What you are asked to do: Keep only those lines of the records that include the string "text".

### Dataset excerpts

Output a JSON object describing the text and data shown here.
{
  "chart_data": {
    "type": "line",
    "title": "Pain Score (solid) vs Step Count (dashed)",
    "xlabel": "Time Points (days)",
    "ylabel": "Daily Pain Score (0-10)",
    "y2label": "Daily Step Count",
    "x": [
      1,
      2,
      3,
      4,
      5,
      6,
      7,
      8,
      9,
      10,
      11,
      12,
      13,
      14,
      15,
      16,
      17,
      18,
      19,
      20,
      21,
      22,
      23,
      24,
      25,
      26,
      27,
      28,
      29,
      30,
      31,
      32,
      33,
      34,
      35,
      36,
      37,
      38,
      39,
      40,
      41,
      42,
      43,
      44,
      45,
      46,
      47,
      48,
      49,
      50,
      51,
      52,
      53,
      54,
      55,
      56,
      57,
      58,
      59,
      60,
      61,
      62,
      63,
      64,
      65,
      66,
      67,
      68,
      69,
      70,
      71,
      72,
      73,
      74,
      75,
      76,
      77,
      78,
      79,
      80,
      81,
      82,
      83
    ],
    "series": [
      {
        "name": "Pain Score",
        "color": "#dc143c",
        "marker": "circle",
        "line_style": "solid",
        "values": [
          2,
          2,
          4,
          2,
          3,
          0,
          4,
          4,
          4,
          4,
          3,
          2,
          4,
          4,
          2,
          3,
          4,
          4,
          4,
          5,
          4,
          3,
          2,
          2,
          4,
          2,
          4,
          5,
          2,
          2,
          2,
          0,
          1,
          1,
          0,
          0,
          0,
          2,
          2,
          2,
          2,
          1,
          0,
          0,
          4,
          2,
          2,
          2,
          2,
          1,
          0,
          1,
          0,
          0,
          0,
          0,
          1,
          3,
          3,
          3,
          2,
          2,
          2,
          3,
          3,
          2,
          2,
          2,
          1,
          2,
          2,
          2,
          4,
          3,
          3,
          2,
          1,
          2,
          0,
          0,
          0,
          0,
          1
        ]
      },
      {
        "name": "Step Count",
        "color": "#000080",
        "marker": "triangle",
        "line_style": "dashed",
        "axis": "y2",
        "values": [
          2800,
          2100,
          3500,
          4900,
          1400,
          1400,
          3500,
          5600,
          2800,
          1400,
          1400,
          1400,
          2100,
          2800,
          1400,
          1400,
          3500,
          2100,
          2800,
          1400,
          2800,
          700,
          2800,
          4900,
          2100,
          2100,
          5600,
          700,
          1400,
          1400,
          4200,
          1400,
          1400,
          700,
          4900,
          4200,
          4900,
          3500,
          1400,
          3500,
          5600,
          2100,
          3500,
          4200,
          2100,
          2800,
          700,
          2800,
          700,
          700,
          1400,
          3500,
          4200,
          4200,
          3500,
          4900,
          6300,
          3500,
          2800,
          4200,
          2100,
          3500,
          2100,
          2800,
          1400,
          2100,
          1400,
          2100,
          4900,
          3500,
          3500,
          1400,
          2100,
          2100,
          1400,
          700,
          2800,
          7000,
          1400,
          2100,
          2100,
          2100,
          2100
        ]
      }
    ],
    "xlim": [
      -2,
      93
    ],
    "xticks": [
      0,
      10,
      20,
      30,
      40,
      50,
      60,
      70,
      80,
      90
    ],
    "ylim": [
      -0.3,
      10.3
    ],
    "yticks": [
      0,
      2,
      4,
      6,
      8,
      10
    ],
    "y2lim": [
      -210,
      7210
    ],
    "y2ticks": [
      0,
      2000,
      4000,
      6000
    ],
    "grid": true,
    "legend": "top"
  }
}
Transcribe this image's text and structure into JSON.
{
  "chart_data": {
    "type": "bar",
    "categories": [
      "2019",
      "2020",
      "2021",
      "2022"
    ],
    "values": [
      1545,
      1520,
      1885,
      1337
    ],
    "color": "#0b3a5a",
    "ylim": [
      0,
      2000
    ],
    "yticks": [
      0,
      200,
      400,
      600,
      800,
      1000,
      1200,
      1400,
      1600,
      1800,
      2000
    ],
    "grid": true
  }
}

######

Output of the task:
Output a JSON object describing the text and data shown here.
Transcribe this image's text and structure into JSON.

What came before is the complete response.